====== Information provided ======
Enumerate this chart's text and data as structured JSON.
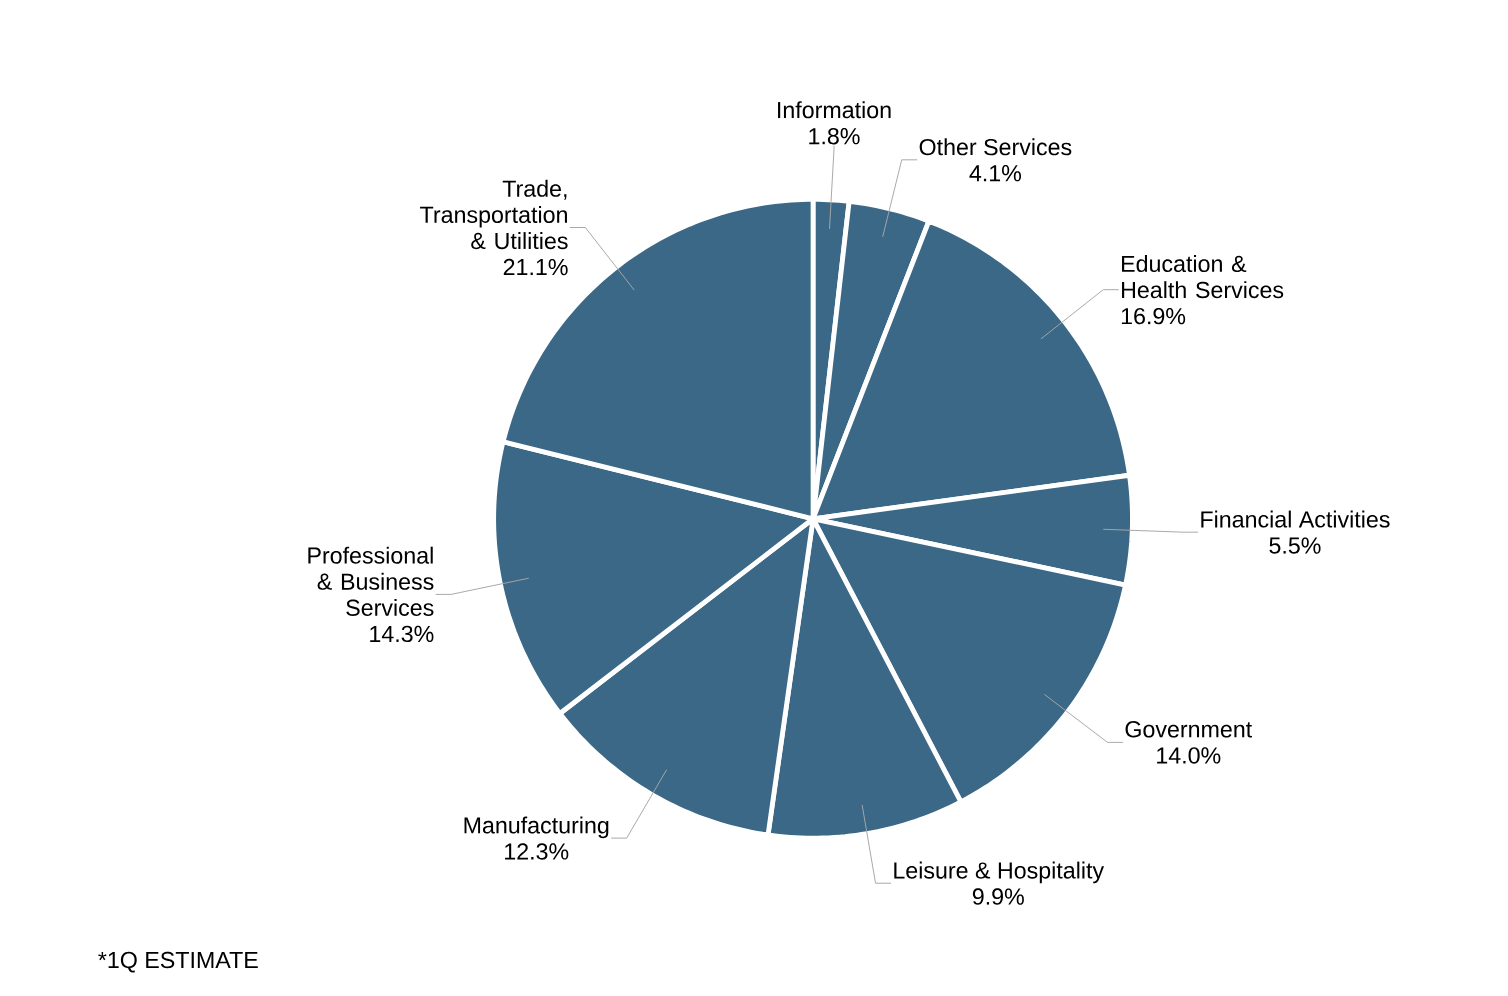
{
  "chart_data": {
    "type": "pie",
    "categories": [
      "Information",
      "Other Services",
      "Education & Health Services",
      "Financial Activities",
      "Government",
      "Leisure & Hospitality",
      "Manufacturing",
      "Professional & Business Services",
      "Trade, Transportation & Utilities"
    ],
    "values": [
      1.8,
      4.1,
      16.9,
      5.5,
      14.0,
      9.9,
      12.3,
      14.3,
      21.1
    ],
    "value_labels": [
      "1.8%",
      "4.1%",
      "16.9%",
      "5.5%",
      "14.0%",
      "9.9%",
      "12.3%",
      "14.3%",
      "21.1%"
    ],
    "colors": [
      "#3b6886",
      "#3b6886",
      "#3b6886",
      "#3b6886",
      "#3b6886",
      "#3b6886",
      "#3b6886",
      "#3b6886",
      "#3b6886"
    ],
    "annotations": [
      "*1Q ESTIMATE"
    ]
  }
}
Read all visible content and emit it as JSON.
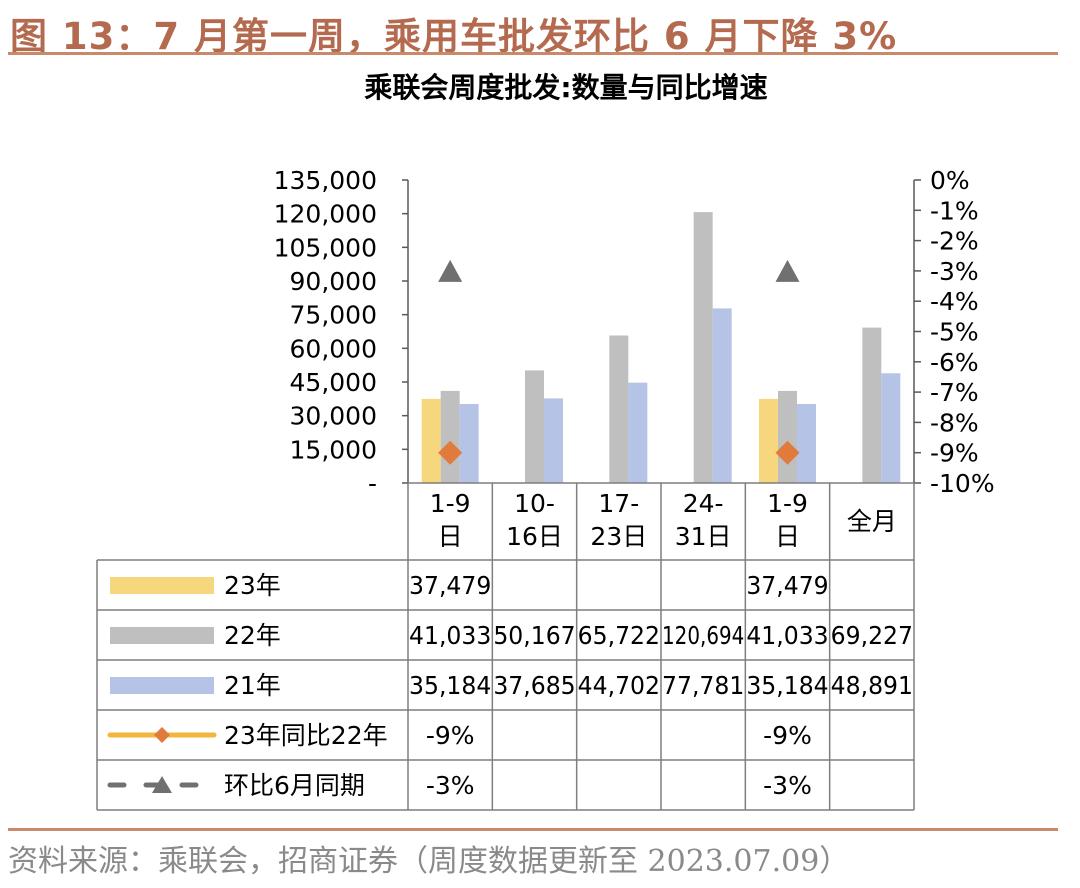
======
> [Aim] Pictures in the records above are left out; print everything else exactly as written.

> [Result below]
Enumerate this chart's text and data as structured JSON.
{
  "chart_data": {
    "type": "pie",
    "categories": [
      "Information",
      "Other Services",
      "Education & Health Services",
      "Financial Activities",
      "Government",
      "Leisure & Hospitality",
      "Manufacturing",
      "Professional & Business Services",
      "Trade, Transportation & Utilities"
    ],
    "values": [
      1.8,
      4.1,
      16.9,
      5.5,
      14.0,
      9.9,
      12.3,
      14.3,
      21.1
    ],
    "value_labels": [
      "1.8%",
      "4.1%",
      "16.9%",
      "5.5%",
      "14.0%",
      "9.9%",
      "12.3%",
      "14.3%",
      "21.1%"
    ],
    "colors": [
      "#3b6886",
      "#3b6886",
      "#3b6886",
      "#3b6886",
      "#3b6886",
      "#3b6886",
      "#3b6886",
      "#3b6886",
      "#3b6886"
    ],
    "annotations": [
      "*1Q ESTIMATE"
    ]
  }
}
Read all visible content and emit it as JSON.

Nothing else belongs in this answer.